— begin —

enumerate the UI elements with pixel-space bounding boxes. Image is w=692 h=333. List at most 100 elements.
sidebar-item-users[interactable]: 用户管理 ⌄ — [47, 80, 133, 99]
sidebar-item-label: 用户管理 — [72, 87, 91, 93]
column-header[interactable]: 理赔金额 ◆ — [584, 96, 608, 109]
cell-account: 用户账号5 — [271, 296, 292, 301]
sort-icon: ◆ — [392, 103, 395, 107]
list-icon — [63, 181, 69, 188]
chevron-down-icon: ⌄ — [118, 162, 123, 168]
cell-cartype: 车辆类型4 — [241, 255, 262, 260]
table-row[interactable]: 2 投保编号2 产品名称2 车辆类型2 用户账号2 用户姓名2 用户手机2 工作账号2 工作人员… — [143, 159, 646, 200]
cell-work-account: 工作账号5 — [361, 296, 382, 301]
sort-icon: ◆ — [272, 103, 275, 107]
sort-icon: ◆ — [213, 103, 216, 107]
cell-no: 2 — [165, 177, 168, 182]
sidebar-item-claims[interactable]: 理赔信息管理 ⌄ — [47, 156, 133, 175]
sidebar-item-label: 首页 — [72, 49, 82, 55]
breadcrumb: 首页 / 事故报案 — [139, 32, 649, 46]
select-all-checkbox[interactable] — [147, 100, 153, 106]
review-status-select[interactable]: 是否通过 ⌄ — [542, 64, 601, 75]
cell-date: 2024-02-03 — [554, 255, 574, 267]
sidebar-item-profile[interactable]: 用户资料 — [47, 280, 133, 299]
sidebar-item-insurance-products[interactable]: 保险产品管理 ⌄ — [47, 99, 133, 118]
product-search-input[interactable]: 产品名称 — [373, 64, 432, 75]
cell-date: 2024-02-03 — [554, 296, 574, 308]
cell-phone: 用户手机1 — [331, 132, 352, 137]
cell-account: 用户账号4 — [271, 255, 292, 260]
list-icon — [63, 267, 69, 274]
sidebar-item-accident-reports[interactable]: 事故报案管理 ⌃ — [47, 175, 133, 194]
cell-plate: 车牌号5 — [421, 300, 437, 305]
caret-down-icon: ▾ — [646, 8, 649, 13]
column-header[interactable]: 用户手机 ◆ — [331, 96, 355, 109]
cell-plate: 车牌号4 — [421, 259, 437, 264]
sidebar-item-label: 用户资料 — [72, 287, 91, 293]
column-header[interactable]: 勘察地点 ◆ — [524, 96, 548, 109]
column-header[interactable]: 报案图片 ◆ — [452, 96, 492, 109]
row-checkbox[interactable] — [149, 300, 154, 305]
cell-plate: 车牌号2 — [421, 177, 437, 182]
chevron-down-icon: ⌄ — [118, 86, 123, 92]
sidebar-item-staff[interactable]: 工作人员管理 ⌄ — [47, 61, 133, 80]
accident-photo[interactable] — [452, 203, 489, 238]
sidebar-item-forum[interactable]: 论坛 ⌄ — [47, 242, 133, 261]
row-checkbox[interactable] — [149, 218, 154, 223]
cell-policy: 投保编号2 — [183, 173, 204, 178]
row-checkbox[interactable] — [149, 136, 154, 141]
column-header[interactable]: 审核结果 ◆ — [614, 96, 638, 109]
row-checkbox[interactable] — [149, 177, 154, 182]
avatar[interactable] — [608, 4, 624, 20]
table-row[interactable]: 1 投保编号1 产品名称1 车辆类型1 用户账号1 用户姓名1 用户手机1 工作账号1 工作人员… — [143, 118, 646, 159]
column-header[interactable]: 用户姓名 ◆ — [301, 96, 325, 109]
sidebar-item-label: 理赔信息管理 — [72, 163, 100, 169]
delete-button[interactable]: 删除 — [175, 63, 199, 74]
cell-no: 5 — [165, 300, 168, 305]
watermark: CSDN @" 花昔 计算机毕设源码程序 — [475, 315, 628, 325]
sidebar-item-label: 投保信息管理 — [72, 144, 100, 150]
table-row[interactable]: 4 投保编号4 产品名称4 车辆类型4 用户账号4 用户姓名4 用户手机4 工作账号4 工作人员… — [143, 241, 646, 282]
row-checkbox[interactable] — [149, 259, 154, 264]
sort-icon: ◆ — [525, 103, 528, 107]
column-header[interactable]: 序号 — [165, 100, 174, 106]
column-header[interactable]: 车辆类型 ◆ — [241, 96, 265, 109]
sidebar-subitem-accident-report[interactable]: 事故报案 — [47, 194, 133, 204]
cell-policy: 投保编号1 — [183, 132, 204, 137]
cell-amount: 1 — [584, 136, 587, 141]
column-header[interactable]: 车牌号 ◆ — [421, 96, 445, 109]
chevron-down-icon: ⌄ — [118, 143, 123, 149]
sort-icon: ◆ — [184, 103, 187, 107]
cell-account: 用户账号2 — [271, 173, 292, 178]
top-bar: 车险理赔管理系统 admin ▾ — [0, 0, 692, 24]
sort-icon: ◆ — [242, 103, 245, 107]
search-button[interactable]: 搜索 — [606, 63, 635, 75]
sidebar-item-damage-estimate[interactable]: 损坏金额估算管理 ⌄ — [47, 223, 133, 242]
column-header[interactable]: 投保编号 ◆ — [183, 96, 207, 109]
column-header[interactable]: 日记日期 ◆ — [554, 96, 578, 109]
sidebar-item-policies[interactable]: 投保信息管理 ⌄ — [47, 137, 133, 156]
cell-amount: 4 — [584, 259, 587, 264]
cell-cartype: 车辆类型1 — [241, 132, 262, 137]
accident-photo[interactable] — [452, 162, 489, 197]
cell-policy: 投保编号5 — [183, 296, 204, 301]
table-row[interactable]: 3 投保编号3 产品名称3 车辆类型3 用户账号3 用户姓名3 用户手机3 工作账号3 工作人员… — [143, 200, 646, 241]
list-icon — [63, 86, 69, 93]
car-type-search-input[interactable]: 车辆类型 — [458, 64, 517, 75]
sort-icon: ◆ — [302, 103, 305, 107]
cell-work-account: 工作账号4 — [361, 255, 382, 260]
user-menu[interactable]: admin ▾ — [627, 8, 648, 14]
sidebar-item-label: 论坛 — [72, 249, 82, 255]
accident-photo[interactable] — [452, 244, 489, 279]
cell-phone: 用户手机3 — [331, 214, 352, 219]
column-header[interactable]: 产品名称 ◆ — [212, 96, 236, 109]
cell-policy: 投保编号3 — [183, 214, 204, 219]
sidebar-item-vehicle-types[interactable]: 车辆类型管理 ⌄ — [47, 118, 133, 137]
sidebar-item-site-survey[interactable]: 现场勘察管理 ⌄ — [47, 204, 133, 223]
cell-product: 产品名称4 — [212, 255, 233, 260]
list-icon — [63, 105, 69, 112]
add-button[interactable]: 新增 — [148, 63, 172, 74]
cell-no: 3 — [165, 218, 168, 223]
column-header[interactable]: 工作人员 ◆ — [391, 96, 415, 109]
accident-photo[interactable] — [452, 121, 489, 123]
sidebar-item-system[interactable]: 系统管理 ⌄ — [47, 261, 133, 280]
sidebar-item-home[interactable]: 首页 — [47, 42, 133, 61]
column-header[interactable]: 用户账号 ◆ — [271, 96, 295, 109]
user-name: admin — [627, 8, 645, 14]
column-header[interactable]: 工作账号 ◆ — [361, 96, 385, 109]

— end —

**Short exercise**
Reproduce every line above without changing anything.

**Final answer**
enumerate the UI elements with pixel-space bounding boxes. Image is w=692 h=333. List at most 100 elements.
sidebar-item-users[interactable]: 用户管理 ⌄ — [47, 80, 133, 99]
sidebar-item-label: 用户管理 — [72, 87, 91, 93]
column-header[interactable]: 理赔金额 ◆ — [584, 96, 608, 109]
cell-account: 用户账号5 — [271, 296, 292, 301]
sort-icon: ◆ — [392, 103, 395, 107]
list-icon — [63, 181, 69, 188]
chevron-down-icon: ⌄ — [118, 162, 123, 168]
cell-cartype: 车辆类型4 — [241, 255, 262, 260]
table-row[interactable]: 2 投保编号2 产品名称2 车辆类型2 用户账号2 用户姓名2 用户手机2 工作账号2 工作人员… — [143, 159, 646, 200]
cell-work-account: 工作账号5 — [361, 296, 382, 301]
sort-icon: ◆ — [272, 103, 275, 107]
sort-icon: ◆ — [213, 103, 216, 107]
cell-no: 2 — [165, 177, 168, 182]
sidebar-item-claims[interactable]: 理赔信息管理 ⌄ — [47, 156, 133, 175]
sidebar-item-label: 首页 — [72, 49, 82, 55]
breadcrumb: 首页 / 事故报案 — [139, 32, 649, 46]
select-all-checkbox[interactable] — [147, 100, 153, 106]
review-status-select[interactable]: 是否通过 ⌄ — [542, 64, 601, 75]
cell-date: 2024-02-03 — [554, 255, 574, 267]
sidebar-item-profile[interactable]: 用户资料 — [47, 280, 133, 299]
sidebar-item-insurance-products[interactable]: 保险产品管理 ⌄ — [47, 99, 133, 118]
product-search-input[interactable]: 产品名称 — [373, 64, 432, 75]
cell-date: 2024-02-03 — [554, 296, 574, 308]
cell-phone: 用户手机1 — [331, 132, 352, 137]
cell-account: 用户账号4 — [271, 255, 292, 260]
list-icon — [63, 267, 69, 274]
sidebar-item-accident-reports[interactable]: 事故报案管理 ⌃ — [47, 175, 133, 194]
cell-plate: 车牌号5 — [421, 300, 437, 305]
caret-down-icon: ▾ — [646, 8, 649, 13]
column-header[interactable]: 用户手机 ◆ — [331, 96, 355, 109]
cell-plate: 车牌号4 — [421, 259, 437, 264]
sidebar-item-label: 用户资料 — [72, 287, 91, 293]
column-header[interactable]: 勘察地点 ◆ — [524, 96, 548, 109]
column-header[interactable]: 报案图片 ◆ — [452, 96, 492, 109]
row-checkbox[interactable] — [149, 300, 154, 305]
cell-plate: 车牌号2 — [421, 177, 437, 182]
chevron-down-icon: ⌄ — [118, 86, 123, 92]
sidebar-item-staff[interactable]: 工作人员管理 ⌄ — [47, 61, 133, 80]
accident-photo[interactable] — [452, 203, 489, 238]
sidebar-item-forum[interactable]: 论坛 ⌄ — [47, 242, 133, 261]
row-checkbox[interactable] — [149, 218, 154, 223]
cell-policy: 投保编号2 — [183, 173, 204, 178]
row-checkbox[interactable] — [149, 136, 154, 141]
column-header[interactable]: 审核结果 ◆ — [614, 96, 638, 109]
row-checkbox[interactable] — [149, 177, 154, 182]
avatar[interactable] — [608, 4, 624, 20]
table-row[interactable]: 1 投保编号1 产品名称1 车辆类型1 用户账号1 用户姓名1 用户手机1 工作账号1 工作人员… — [143, 118, 646, 159]
column-header[interactable]: 用户姓名 ◆ — [301, 96, 325, 109]
sidebar-item-label: 理赔信息管理 — [72, 163, 100, 169]
delete-button[interactable]: 删除 — [175, 63, 199, 74]
cell-no: 5 — [165, 300, 168, 305]
watermark: CSDN @" 花昔 计算机毕设源码程序 — [475, 315, 628, 325]
sidebar-item-label: 投保信息管理 — [72, 144, 100, 150]
table-row[interactable]: 4 投保编号4 产品名称4 车辆类型4 用户账号4 用户姓名4 用户手机4 工作账号4 工作人员… — [143, 241, 646, 282]
row-checkbox[interactable] — [149, 259, 154, 264]
sort-icon: ◆ — [525, 103, 528, 107]
column-header[interactable]: 序号 — [165, 100, 174, 106]
column-header[interactable]: 车辆类型 ◆ — [241, 96, 265, 109]
sidebar-subitem-accident-report[interactable]: 事故报案 — [47, 194, 133, 204]
cell-policy: 投保编号1 — [183, 132, 204, 137]
cell-amount: 1 — [584, 136, 587, 141]
column-header[interactable]: 车牌号 ◆ — [421, 96, 445, 109]
chevron-down-icon: ⌄ — [118, 143, 123, 149]
sort-icon: ◆ — [184, 103, 187, 107]
cell-account: 用户账号2 — [271, 173, 292, 178]
top-bar: 车险理赔管理系统 admin ▾ — [0, 0, 692, 24]
sort-icon: ◆ — [242, 103, 245, 107]
search-button[interactable]: 搜索 — [606, 63, 635, 75]
sidebar-item-damage-estimate[interactable]: 损坏金额估算管理 ⌄ — [47, 223, 133, 242]
column-header[interactable]: 投保编号 ◆ — [183, 96, 207, 109]
column-header[interactable]: 日记日期 ◆ — [554, 96, 578, 109]
sidebar-item-policies[interactable]: 投保信息管理 ⌄ — [47, 137, 133, 156]
cell-amount: 4 — [584, 259, 587, 264]
cell-cartype: 车辆类型1 — [241, 132, 262, 137]
accident-photo[interactable] — [452, 162, 489, 197]
cell-policy: 投保编号5 — [183, 296, 204, 301]
table-row[interactable]: 3 投保编号3 产品名称3 车辆类型3 用户账号3 用户姓名3 用户手机3 工作账号3 工作人员… — [143, 200, 646, 241]
list-icon — [63, 86, 69, 93]
car-type-search-input[interactable]: 车辆类型 — [458, 64, 517, 75]
sort-icon: ◆ — [302, 103, 305, 107]
cell-work-account: 工作账号4 — [361, 255, 382, 260]
user-menu[interactable]: admin ▾ — [627, 8, 648, 14]
sidebar-item-label: 论坛 — [72, 249, 82, 255]
accident-photo[interactable] — [452, 244, 489, 279]
cell-phone: 用户手机3 — [331, 214, 352, 219]
column-header[interactable]: 产品名称 ◆ — [212, 96, 236, 109]
cell-policy: 投保编号3 — [183, 214, 204, 219]
sidebar-item-vehicle-types[interactable]: 车辆类型管理 ⌄ — [47, 118, 133, 137]
sidebar-item-site-survey[interactable]: 现场勘察管理 ⌄ — [47, 204, 133, 223]
cell-product: 产品名称4 — [212, 255, 233, 260]
list-icon — [63, 105, 69, 112]
add-button[interactable]: 新增 — [148, 63, 172, 74]
cell-no: 3 — [165, 218, 168, 223]
column-header[interactable]: 工作人员 ◆ — [391, 96, 415, 109]
accident-photo[interactable] — [452, 121, 489, 123]
sidebar-item-system[interactable]: 系统管理 ⌄ — [47, 261, 133, 280]
sidebar-item-home[interactable]: 首页 — [47, 42, 133, 61]
column-header[interactable]: 用户账号 ◆ — [271, 96, 295, 109]
user-name: admin — [627, 8, 645, 14]
column-header[interactable]: 工作账号 ◆ — [361, 96, 385, 109]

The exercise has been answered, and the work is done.